▸ Direction:
Select every line containing the word "Signature" from the material, and copy those lines.

═════ Supplied data

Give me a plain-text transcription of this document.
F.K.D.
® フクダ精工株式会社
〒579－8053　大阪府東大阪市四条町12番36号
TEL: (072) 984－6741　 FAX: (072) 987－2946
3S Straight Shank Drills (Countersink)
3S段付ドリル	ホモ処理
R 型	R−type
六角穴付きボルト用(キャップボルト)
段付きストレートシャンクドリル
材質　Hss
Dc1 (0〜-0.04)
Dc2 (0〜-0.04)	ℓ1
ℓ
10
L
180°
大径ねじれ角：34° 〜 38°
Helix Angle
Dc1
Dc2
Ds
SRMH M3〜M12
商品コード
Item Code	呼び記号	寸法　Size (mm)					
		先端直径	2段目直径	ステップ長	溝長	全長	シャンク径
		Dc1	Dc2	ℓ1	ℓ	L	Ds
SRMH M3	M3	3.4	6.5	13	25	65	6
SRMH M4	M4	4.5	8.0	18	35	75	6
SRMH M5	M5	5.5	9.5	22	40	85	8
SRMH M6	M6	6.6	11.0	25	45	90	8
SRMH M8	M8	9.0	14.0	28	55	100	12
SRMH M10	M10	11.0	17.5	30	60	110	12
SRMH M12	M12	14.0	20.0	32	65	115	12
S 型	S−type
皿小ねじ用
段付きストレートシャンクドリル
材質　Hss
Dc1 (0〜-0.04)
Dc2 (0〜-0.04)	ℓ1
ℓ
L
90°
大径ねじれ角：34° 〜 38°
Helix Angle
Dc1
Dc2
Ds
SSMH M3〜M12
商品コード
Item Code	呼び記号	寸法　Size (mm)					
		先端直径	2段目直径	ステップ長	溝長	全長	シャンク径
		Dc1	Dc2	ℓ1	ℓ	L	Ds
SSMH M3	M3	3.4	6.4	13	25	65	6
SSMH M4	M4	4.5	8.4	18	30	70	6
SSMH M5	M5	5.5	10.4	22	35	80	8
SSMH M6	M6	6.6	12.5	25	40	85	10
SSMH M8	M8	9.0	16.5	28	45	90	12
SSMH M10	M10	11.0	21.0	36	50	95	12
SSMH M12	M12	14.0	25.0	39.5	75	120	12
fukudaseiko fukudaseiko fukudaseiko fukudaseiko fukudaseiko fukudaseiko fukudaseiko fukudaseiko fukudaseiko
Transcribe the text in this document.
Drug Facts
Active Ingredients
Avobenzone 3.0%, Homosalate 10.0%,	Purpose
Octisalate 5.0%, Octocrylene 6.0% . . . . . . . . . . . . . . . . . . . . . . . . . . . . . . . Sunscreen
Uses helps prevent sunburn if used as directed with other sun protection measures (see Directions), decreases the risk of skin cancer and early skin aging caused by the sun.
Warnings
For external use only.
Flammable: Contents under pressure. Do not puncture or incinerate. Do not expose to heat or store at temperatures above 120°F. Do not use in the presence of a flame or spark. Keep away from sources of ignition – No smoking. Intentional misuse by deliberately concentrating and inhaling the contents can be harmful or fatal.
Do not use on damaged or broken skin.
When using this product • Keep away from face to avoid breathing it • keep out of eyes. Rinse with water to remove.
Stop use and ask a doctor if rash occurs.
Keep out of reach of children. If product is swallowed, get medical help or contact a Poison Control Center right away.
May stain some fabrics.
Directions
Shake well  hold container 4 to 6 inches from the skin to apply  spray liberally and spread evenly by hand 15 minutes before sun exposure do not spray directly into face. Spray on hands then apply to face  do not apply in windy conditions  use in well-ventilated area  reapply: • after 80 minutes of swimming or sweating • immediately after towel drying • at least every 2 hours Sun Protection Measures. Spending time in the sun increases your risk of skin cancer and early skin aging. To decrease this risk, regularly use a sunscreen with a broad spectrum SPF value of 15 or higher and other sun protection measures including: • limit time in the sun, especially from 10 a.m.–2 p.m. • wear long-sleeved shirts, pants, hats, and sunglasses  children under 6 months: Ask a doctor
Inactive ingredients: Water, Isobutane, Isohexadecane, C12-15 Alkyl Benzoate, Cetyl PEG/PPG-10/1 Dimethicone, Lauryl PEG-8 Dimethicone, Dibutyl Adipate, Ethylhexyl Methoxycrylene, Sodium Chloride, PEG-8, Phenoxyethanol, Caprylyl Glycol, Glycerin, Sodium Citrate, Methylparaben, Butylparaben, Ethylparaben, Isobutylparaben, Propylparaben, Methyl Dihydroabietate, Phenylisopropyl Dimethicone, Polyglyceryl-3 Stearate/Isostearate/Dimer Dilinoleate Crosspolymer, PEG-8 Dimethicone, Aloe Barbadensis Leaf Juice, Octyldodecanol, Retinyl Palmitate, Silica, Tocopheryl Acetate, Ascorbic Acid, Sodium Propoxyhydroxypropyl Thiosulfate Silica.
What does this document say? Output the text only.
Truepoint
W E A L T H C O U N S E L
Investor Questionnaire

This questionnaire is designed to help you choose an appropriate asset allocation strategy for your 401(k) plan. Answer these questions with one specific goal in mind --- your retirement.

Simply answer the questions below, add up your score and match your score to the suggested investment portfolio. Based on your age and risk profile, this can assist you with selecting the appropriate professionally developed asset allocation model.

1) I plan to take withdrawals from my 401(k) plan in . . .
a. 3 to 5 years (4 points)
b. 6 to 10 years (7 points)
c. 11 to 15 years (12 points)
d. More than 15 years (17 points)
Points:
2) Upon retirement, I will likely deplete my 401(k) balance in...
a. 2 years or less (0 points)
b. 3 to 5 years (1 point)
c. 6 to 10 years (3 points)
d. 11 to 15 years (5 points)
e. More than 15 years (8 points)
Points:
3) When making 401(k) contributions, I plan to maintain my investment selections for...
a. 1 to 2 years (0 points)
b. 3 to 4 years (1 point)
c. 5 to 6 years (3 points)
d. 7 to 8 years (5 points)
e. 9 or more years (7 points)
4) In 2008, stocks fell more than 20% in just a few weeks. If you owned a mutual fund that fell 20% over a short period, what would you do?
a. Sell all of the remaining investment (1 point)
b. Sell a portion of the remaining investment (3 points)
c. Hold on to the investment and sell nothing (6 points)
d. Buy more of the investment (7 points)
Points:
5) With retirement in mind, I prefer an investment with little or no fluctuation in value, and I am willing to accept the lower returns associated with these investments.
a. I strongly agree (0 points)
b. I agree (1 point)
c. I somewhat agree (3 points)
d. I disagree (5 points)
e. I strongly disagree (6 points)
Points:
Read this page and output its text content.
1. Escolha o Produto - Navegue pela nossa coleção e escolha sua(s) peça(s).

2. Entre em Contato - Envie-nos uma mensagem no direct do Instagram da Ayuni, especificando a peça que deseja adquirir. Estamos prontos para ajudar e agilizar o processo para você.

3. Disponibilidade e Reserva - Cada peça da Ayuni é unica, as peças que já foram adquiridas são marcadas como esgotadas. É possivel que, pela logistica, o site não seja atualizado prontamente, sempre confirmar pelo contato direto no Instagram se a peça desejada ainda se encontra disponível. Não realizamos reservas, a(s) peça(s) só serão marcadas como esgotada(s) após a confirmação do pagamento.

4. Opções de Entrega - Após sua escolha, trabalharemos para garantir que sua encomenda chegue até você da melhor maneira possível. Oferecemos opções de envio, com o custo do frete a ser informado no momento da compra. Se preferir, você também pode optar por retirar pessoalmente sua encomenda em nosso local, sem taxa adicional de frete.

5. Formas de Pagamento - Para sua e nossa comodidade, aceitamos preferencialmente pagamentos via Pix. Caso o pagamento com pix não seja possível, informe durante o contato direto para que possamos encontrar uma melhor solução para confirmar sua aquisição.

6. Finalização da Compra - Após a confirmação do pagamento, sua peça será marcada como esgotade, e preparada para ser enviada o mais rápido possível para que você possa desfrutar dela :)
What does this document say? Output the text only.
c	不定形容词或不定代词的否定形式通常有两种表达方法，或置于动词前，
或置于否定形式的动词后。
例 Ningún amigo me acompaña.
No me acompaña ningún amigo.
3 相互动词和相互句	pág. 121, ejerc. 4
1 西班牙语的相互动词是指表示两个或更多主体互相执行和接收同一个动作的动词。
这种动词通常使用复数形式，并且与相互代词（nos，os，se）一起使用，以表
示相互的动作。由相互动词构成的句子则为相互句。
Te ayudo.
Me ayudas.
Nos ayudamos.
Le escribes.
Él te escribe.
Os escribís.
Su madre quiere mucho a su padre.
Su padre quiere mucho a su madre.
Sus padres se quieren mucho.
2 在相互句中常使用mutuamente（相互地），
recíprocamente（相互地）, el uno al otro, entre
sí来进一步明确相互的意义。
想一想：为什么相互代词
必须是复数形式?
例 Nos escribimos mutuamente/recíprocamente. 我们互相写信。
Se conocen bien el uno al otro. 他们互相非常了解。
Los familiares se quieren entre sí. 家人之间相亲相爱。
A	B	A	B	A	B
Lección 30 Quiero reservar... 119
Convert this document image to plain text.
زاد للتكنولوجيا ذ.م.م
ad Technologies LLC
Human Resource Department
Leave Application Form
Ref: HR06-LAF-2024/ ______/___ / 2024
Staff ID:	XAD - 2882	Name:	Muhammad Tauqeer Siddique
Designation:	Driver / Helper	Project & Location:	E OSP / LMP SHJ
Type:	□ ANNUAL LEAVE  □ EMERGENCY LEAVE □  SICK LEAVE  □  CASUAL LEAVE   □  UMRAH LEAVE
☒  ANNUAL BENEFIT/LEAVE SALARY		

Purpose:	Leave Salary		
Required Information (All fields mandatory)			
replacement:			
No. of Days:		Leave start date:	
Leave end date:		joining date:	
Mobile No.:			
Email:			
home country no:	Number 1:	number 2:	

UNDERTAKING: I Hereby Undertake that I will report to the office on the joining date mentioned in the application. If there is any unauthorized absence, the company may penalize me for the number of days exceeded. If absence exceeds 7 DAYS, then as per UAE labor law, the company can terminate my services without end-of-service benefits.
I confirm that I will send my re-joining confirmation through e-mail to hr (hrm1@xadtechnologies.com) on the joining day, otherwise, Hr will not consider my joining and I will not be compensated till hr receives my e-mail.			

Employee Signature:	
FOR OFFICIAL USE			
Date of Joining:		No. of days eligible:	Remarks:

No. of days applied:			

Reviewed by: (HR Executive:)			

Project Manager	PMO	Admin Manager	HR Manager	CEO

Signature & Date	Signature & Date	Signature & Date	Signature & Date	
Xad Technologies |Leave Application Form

══════════

▸ Complete output:
Employee Signature:	
Signature & Date	Signature & Date	Signature & Date	Signature & Date	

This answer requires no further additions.